## [DOCUMENT EXTRACT]
--- start ---
I hope so, because I am about to take my first drink of Civic Coffee and I'm scared.

Wendy:

It tastes like coffee, but it's not special.

Bridget:

I'm a little underwhelmed.

Wendy:

Yeah, it's not super strong. Although that might. You know, maybe we don't have the water to coffee ratio. That kind of changes things. Maybe.

Bridget:

But no, we used a Grams scale.

Wendy:

Sure, but to what water do you know? We look at the water.

Bridget:

I don't know, but it seemed very cloudy. Thick.

Wendy:

Yeah.

Bridget:

Coming out murky.

Wendy:

Yeah. I don't know. It's fine.

Bridget:

Why would someone even come up with this?

Wendy:

I think this is like one of those things, like chicken feet soup.

Bridget:

Oh, bird's nest soup.

Wendy:

Bird, sure.

Bridget:

Yeah.

Wendy:

Yeah.

Bridget:

It's spit.

Wendy:

Yeah. And I think maybe, like, somebody was desperate. The civets were eating all their coffee and cutting into their margins. What if we just rinsed all this off and sold it?

Bridget:

They had a dream and they did.

Wendy:

It just like us.

Bridget:

I know. Let me go back to my new favorite book. It's totally inspiring me to write my memoir.

Wendy:

Yeah.

Bridget:

Technically, I've been writing it a long time, and it's a wild ride. I've even got the title.

Wendy:

Oh, yeah.

Bridget:

You ready?

Wendy:

Yeah, I'm ready.

Bridget:

Why are you like this?

Wendy:

I ask myself several times a day. Yeah, that's great.

Bridget:

Thank you. I think it's perfect. You suggested Christmas movies.

Wendy:

I did Tis the Season.

Bridget:

Basically, they're the same movie. Do you see it? We'll get into it a little later.

Wendy:

Yeah.

Bridget:

Okay. Well, I'll explain. I. No, I really can explain.

Wendy:

All right. So what are the movies?

Bridget:

So we did Eight Crazy Nights, Adam Sandler. It's animated.

Wendy:

Yes. So it's kind of a Hanukkah movie, too.

Bridget:

I was curious about how many Hanukkah movies there might actually be out there. And not being Jewish ourselves, we probably never really noticed. I've been to the synagogue here. My friend helped with the catering for their events. And, I mean, there was stuff going on all the time. It's a really cool space, always. Don't churches kind of make you feel a certain way, even if you're not religious?

Wendy:

Yeah, of course. Like, when you go places in Europe, they always Tell you to go look at the church in the town.

Bridget:

Yeah.

Wendy:

And after a while you're like, can I look at another church? But that's very privileged to say anyway.

Bridget:

For real.
--- end ---
## [LISTED ENTRIES]
--- start ---
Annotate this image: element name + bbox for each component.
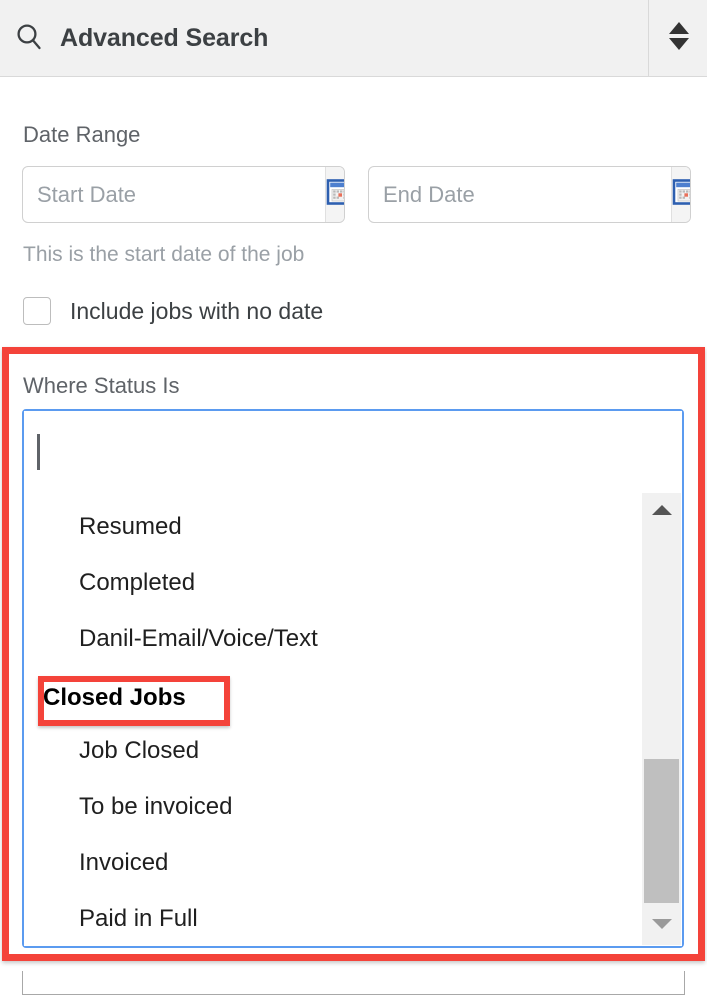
date-range-row	[22, 166, 692, 223]
list-item-to-be-invoiced[interactable]: To be invoiced	[79, 792, 232, 822]
status-options-list[interactable]: Resumed Completed Danil-Email/Voice/Text…	[24, 493, 682, 946]
list-item-paid-in-full[interactable]: Paid in Full	[79, 904, 198, 934]
search-icon	[13, 21, 47, 55]
start-date-hint: This is the start date of the job	[23, 243, 305, 266]
start-date-calendar-button[interactable]	[325, 167, 344, 222]
list-item-completed[interactable]: Completed	[79, 568, 195, 598]
scrollbar-up-button[interactable]	[642, 493, 681, 531]
date-range-label: Date Range	[23, 122, 141, 147]
status-combobox[interactable]: Resumed Completed Danil-Email/Voice/Text…	[22, 409, 684, 948]
page-title: Advanced Search	[60, 23, 269, 52]
status-list-scrollbar[interactable]	[642, 493, 681, 945]
scrollbar-thumb[interactable]	[644, 759, 679, 903]
end-date-input[interactable]	[369, 167, 671, 222]
include-no-date-label: Include jobs with no date	[70, 297, 324, 324]
sort-updown-icon	[666, 19, 692, 58]
collapse-toggle-button[interactable]	[650, 0, 707, 76]
advanced-search-header: Advanced Search	[0, 0, 707, 77]
scrollbar-down-button[interactable]	[642, 907, 681, 945]
list-item-danil-email-voice-text[interactable]: Danil-Email/Voice/Text	[79, 624, 318, 654]
end-date-calendar-button[interactable]	[671, 167, 690, 222]
start-date-field[interactable]	[22, 166, 345, 223]
panel-bottom-strip	[22, 971, 685, 995]
list-item-resumed[interactable]: Resumed	[79, 512, 182, 542]
text-caret	[37, 434, 40, 470]
calendar-icon	[672, 178, 690, 211]
header-title-area[interactable]: Advanced Search	[0, 0, 649, 76]
end-date-field[interactable]	[368, 166, 691, 223]
status-search-input[interactable]	[24, 411, 682, 493]
calendar-icon	[326, 178, 344, 211]
include-no-date-row[interactable]: Include jobs with no date	[23, 297, 323, 325]
start-date-input[interactable]	[23, 167, 325, 222]
list-item-invoiced[interactable]: Invoiced	[79, 848, 168, 878]
triangle-up-icon	[651, 503, 673, 522]
include-no-date-checkbox[interactable]	[23, 297, 51, 325]
list-item-job-closed[interactable]: Job Closed	[79, 736, 199, 766]
triangle-down-icon	[651, 917, 673, 936]
group-label-closed-jobs: Closed Jobs	[43, 684, 186, 711]
where-status-label: Where Status Is	[23, 373, 180, 398]
advanced-search-panel: Date Range Start Date End Date This is t…	[0, 77, 707, 995]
--- end ---
## [AIM OF THE EXERCISE]
Decide whether each statement below agrees with the transcript, answering yes or no and quoting the deciding words: 1. Bridget says they used a gram scale. 2. Wendy describes the coffee as very strong. 3. Bridget says Eight Crazy Nights is animated.

## [THE OUTPUT]
1. Yes: "But no, we used a Grams scale."
2. No: "Yeah, it's not super strong."
3. Yes: "So we did Eight Crazy Nights, Adam Sandler. It's animated."